> **ACTIVITY**:
Carry on the AmeriCorps blog post from its last sentence, about working in an office.

*** PAGE TEXT Section Begins ***

AmeriCorps changes lives
By: Rafa Contreras-Rangel
After being an AmeriCorps member for over a year now, I can honestly say the program has changed my life. Many of the closest friends I have now I met through the program, without the connections I’ve made through the program I would not have my current position as an Aquatic Invasive Species Specialist with Conservation Corps, and I also would not have met the academic adviser I will be starting my Master’s program with in the fall. Many of my views have changed and continue to change during my time with the program. Looking through my old blogs, I can already see how I am different now compared to when I had just started. In this blog I will try to show an example of how I have changed during my time with AmeriCorps.
Last year I wrote a blog describing a typical day for a conservation worker. I explained how I only shared the cool stuff that happened during my workdays, such as cutting down huge trees and administering prescribed burns, while leaving out all the uninteresting parts that usually required hard work. I also happened to make fun of friends that hold office jobs, mentioning how we all know that “my job is still cooler than yours.” When I made that statement, I never would have expected that the following year I’d be working in an office.

*** PAGE TEXT Section Ends ***
*** THE DATA Section Begins ***

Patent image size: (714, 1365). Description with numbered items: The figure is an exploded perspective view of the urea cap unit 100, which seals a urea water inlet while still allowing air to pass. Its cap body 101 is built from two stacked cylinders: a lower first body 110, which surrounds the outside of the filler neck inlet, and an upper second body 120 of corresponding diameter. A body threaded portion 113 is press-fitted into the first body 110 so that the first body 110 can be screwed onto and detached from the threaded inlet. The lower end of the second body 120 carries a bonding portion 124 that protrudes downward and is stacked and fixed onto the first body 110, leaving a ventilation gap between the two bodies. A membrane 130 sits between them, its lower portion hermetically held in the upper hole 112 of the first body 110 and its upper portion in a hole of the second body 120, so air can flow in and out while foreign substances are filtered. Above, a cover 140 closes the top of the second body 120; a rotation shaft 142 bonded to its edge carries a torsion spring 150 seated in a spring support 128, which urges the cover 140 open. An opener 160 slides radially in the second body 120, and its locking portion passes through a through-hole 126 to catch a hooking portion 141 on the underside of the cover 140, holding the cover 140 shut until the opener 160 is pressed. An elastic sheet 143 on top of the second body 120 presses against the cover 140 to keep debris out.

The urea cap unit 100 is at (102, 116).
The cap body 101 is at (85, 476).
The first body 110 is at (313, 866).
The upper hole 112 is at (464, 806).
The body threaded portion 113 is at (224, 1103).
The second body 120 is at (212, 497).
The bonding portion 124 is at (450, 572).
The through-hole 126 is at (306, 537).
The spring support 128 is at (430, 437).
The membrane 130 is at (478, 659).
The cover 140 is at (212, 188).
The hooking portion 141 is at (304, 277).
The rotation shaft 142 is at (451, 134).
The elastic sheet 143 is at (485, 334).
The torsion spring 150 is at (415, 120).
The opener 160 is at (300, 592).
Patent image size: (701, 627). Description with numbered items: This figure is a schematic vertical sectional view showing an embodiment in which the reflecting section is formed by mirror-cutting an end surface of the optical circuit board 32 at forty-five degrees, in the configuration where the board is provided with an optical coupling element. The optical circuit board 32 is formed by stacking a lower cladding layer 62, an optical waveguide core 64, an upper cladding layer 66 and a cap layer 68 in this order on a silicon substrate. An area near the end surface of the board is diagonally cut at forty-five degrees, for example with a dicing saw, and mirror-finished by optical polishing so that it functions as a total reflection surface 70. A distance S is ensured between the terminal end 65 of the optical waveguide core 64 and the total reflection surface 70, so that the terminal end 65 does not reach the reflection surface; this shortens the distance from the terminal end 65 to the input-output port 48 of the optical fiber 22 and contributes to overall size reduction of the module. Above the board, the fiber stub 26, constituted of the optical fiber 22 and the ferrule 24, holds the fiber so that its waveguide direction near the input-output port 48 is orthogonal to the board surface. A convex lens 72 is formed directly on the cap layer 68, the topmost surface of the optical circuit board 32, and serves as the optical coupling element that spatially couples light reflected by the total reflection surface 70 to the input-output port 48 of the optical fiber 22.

*** THE DATA Section Ends ***

> **WRITTEN REPLY**:
This year I am still working with Conservation Corps. While last year I was a Crew Leader, this year I am working as an Individual Placement with the Department of Natural Resources’ Aquatic Invasive Species Program. I signed up for this job mostly to do aquatic invasive species surveys, which would mostly involve me going to lakes and rivers to look for invasive species. This meant I would be able to brag to my friends how now I was scuba diving and snorkeling in lakes and rivers for my new job. Having been born in Mexico, seasonal variation still does not register in my mind, so it did not occur to me that the lakes and rivers I would be working on would be frozen when I started my position in January. So here I am now behind a desk typing up this blog. If you’re one of my friends that I’ve been bragging about my job to, I guess the cat is out of the bag.
Having been part of a crew working in the field for the past two years, I often heard from project managers how they missed being out in the field and how now they are stuck behind a desk. After hearing this from most project managers, it made me start dreading the day when I would get an office job. I remember wondering why someone would ever want to get an office job when you could be working in lakes, forest, and rivers.
Now that I have been working in an office for the past few months, I have changed my views towards working in an office. I have accepted that the feeling of working in the field will never be replaced, but I have also learned to appreciate the work that happens at the office. For my position I have been able to attend senate meetings where various natural resource organization and non-profits make their case to get funding for their projects. Funding that is often used to hire crews like the one I worked on last year. I’ve attended county meetings, where counties meet with DNR experts to come up with the best approaches to manage and restore their lands. Again, these plans often include crews like the one I have previously worked on.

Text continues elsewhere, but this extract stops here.